» Set task
Repeat the material below exactly, with no pictures.

» Provided records
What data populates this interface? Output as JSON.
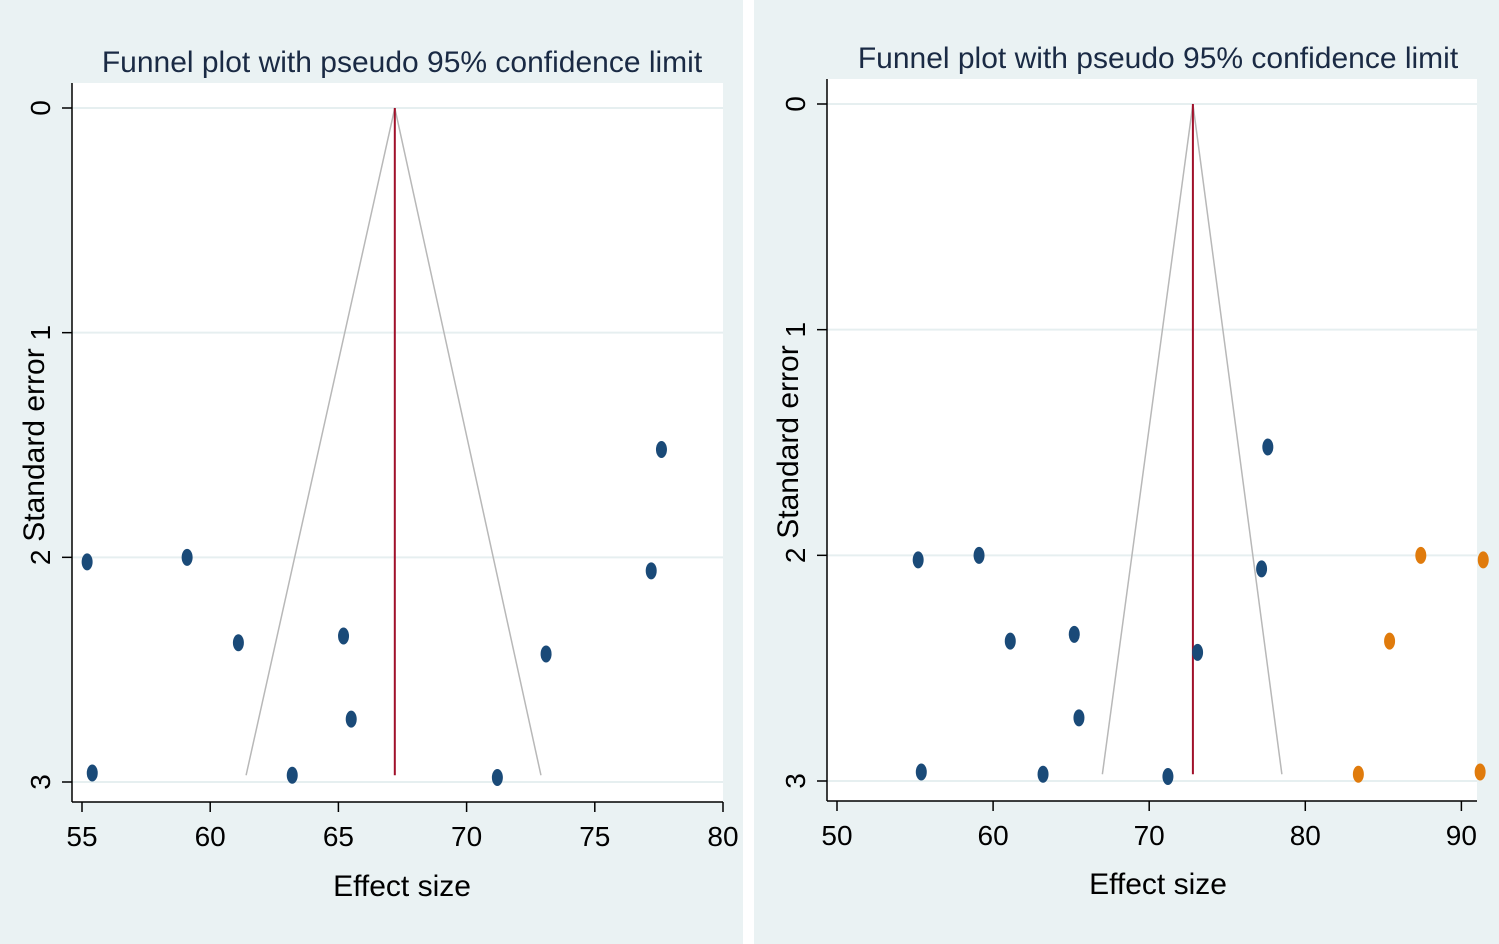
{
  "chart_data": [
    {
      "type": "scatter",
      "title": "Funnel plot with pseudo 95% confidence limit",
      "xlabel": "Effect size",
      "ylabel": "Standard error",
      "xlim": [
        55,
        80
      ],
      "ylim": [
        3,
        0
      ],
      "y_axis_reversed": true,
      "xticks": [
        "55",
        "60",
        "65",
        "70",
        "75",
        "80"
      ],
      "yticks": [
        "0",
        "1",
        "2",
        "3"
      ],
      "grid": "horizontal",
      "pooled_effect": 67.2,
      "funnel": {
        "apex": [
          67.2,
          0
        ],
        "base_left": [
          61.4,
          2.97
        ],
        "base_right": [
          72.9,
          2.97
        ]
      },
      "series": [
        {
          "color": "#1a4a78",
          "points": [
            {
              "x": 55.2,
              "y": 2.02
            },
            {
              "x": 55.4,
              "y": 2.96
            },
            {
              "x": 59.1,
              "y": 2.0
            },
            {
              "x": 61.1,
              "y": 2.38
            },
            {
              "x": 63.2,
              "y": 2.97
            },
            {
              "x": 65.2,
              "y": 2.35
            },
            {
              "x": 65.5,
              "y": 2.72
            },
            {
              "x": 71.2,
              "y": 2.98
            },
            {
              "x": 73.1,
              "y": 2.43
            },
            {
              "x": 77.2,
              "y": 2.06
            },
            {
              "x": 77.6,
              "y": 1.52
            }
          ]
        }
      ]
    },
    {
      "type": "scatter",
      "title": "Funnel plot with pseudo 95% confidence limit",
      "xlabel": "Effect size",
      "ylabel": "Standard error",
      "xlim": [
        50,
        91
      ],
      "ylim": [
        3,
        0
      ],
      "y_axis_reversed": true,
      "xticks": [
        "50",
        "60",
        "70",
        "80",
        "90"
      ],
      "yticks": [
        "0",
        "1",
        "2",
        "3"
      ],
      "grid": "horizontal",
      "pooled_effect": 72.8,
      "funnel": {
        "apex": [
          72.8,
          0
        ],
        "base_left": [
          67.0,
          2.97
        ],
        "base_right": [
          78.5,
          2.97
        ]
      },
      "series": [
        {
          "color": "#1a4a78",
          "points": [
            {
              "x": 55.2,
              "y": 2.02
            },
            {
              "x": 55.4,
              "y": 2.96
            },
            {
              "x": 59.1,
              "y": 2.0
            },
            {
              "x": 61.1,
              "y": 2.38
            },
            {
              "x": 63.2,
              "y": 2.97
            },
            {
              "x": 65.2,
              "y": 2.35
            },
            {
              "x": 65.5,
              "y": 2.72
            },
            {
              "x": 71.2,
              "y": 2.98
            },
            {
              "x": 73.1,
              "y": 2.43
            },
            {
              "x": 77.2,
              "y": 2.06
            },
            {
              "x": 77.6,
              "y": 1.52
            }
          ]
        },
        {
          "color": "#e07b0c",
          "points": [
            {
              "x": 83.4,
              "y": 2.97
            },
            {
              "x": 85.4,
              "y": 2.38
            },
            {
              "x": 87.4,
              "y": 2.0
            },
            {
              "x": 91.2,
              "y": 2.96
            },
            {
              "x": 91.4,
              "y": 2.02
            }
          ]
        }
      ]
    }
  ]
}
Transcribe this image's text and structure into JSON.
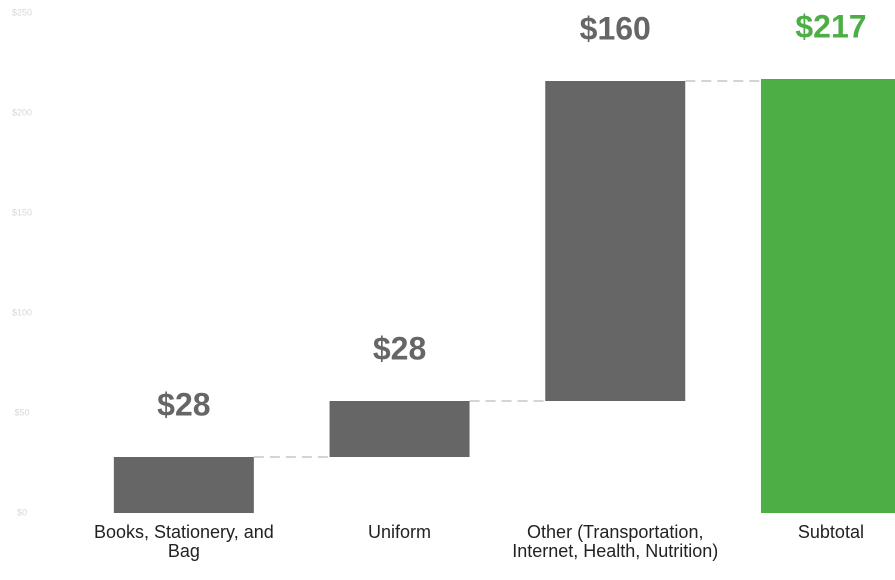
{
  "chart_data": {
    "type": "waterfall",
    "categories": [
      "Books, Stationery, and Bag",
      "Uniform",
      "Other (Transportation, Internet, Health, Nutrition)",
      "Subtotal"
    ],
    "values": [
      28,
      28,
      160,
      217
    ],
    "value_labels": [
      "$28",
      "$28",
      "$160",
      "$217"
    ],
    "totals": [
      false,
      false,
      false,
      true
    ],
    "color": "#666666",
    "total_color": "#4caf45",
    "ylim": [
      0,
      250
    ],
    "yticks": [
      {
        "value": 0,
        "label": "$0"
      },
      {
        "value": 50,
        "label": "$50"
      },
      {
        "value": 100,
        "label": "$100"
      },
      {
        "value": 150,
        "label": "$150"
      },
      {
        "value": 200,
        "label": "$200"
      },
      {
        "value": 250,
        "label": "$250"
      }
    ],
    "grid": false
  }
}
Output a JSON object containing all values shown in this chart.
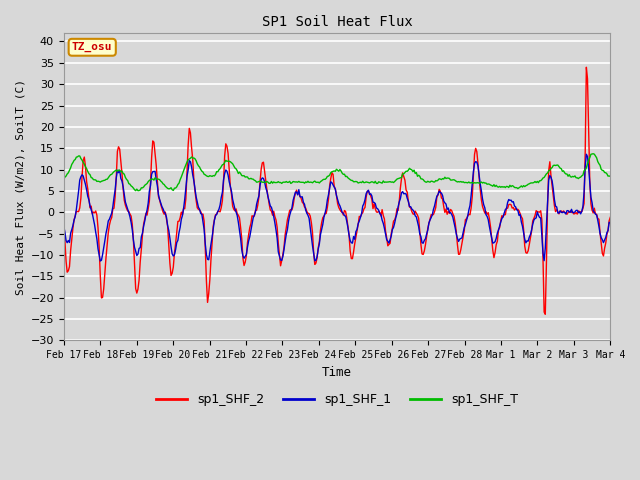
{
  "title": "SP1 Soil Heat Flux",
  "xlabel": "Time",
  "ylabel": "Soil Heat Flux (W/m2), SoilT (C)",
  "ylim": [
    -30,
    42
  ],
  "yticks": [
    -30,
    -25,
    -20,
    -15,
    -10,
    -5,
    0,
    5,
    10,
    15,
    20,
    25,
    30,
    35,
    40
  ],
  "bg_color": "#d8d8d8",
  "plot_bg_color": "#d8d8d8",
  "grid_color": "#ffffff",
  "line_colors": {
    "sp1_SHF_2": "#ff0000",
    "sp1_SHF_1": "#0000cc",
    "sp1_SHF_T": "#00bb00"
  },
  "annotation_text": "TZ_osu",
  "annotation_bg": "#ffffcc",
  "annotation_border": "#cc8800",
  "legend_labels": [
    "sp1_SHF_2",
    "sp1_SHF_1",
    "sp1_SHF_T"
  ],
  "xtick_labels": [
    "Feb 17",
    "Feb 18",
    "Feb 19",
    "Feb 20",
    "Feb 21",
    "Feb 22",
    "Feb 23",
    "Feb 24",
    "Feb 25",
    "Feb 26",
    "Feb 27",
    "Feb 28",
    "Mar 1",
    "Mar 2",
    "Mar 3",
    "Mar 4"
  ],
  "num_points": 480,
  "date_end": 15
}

» Expected answer
What data populates this interface? Output as JSON.
{
  "chart_data": [
    {
      "type": "scatter",
      "title": "Funnel plot with pseudo 95% confidence limit",
      "xlabel": "Effect size",
      "ylabel": "Standard error",
      "xlim": [
        55,
        80
      ],
      "ylim": [
        3,
        0
      ],
      "y_axis_reversed": true,
      "xticks": [
        "55",
        "60",
        "65",
        "70",
        "75",
        "80"
      ],
      "yticks": [
        "0",
        "1",
        "2",
        "3"
      ],
      "grid": "horizontal",
      "pooled_effect": 67.2,
      "funnel": {
        "apex": [
          67.2,
          0
        ],
        "base_left": [
          61.4,
          2.97
        ],
        "base_right": [
          72.9,
          2.97
        ]
      },
      "series": [
        {
          "color": "#1a4a78",
          "points": [
            {
              "x": 55.2,
              "y": 2.02
            },
            {
              "x": 55.4,
              "y": 2.96
            },
            {
              "x": 59.1,
              "y": 2.0
            },
            {
              "x": 61.1,
              "y": 2.38
            },
            {
              "x": 63.2,
              "y": 2.97
            },
            {
              "x": 65.2,
              "y": 2.35
            },
            {
              "x": 65.5,
              "y": 2.72
            },
            {
              "x": 71.2,
              "y": 2.98
            },
            {
              "x": 73.1,
              "y": 2.43
            },
            {
              "x": 77.2,
              "y": 2.06
            },
            {
              "x": 77.6,
              "y": 1.52
            }
          ]
        }
      ]
    },
    {
      "type": "scatter",
      "title": "Funnel plot with pseudo 95% confidence limit",
      "xlabel": "Effect size",
      "ylabel": "Standard error",
      "xlim": [
        50,
        91
      ],
      "ylim": [
        3,
        0
      ],
      "y_axis_reversed": true,
      "xticks": [
        "50",
        "60",
        "70",
        "80",
        "90"
      ],
      "yticks": [
        "0",
        "1",
        "2",
        "3"
      ],
      "grid": "horizontal",
      "pooled_effect": 72.8,
      "funnel": {
        "apex": [
          72.8,
          0
        ],
        "base_left": [
          67.0,
          2.97
        ],
        "base_right": [
          78.5,
          2.97
        ]
      },
      "series": [
        {
          "color": "#1a4a78",
          "points": [
            {
              "x": 55.2,
              "y": 2.02
            },
            {
              "x": 55.4,
              "y": 2.96
            },
            {
              "x": 59.1,
              "y": 2.0
            },
            {
              "x": 61.1,
              "y": 2.38
            },
            {
              "x": 63.2,
              "y": 2.97
            },
            {
              "x": 65.2,
              "y": 2.35
            },
            {
              "x": 65.5,
              "y": 2.72
            },
            {
              "x": 71.2,
              "y": 2.98
            },
            {
              "x": 73.1,
              "y": 2.43
            },
            {
              "x": 77.2,
              "y": 2.06
            },
            {
              "x": 77.6,
              "y": 1.52
            }
          ]
        },
        {
          "color": "#e07b0c",
          "points": [
            {
              "x": 83.4,
              "y": 2.97
            },
            {
              "x": 85.4,
              "y": 2.38
            },
            {
              "x": 87.4,
              "y": 2.0
            },
            {
              "x": 91.2,
              "y": 2.96
            },
            {
              "x": 91.4,
              "y": 2.02
            }
          ]
        }
      ]
    }
  ]
}
Transcribe this image's text and structure into JSON.
{
  "chart_data": {
    "type": "waterfall",
    "categories": [
      "Books, Stationery, and Bag",
      "Uniform",
      "Other (Transportation, Internet, Health, Nutrition)",
      "Subtotal"
    ],
    "values": [
      28,
      28,
      160,
      217
    ],
    "value_labels": [
      "$28",
      "$28",
      "$160",
      "$217"
    ],
    "totals": [
      false,
      false,
      false,
      true
    ],
    "color": "#666666",
    "total_color": "#4caf45",
    "ylim": [
      0,
      250
    ],
    "yticks": [
      {
        "value": 0,
        "label": "$0"
      },
      {
        "value": 50,
        "label": "$50"
      },
      {
        "value": 100,
        "label": "$100"
      },
      {
        "value": 150,
        "label": "$150"
      },
      {
        "value": 200,
        "label": "$200"
      },
      {
        "value": 250,
        "label": "$250"
      }
    ],
    "grid": false
  }
}
Output a JSON object containing all values shown in this chart.
{
  "title": "SP1 Soil Heat Flux",
  "xlabel": "Time",
  "ylabel": "Soil Heat Flux (W/m2), SoilT (C)",
  "ylim": [
    -30,
    42
  ],
  "yticks": [
    -30,
    -25,
    -20,
    -15,
    -10,
    -5,
    0,
    5,
    10,
    15,
    20,
    25,
    30,
    35,
    40
  ],
  "bg_color": "#d8d8d8",
  "plot_bg_color": "#d8d8d8",
  "grid_color": "#ffffff",
  "line_colors": {
    "sp1_SHF_2": "#ff0000",
    "sp1_SHF_1": "#0000cc",
    "sp1_SHF_T": "#00bb00"
  },
  "annotation_text": "TZ_osu",
  "annotation_bg": "#ffffcc",
  "annotation_border": "#cc8800",
  "legend_labels": [
    "sp1_SHF_2",
    "sp1_SHF_1",
    "sp1_SHF_T"
  ],
  "xtick_labels": [
    "Feb 17",
    "Feb 18",
    "Feb 19",
    "Feb 20",
    "Feb 21",
    "Feb 22",
    "Feb 23",
    "Feb 24",
    "Feb 25",
    "Feb 26",
    "Feb 27",
    "Feb 28",
    "Mar 1",
    "Mar 2",
    "Mar 3",
    "Mar 4"
  ],
  "num_points": 480,
  "date_end": 15
}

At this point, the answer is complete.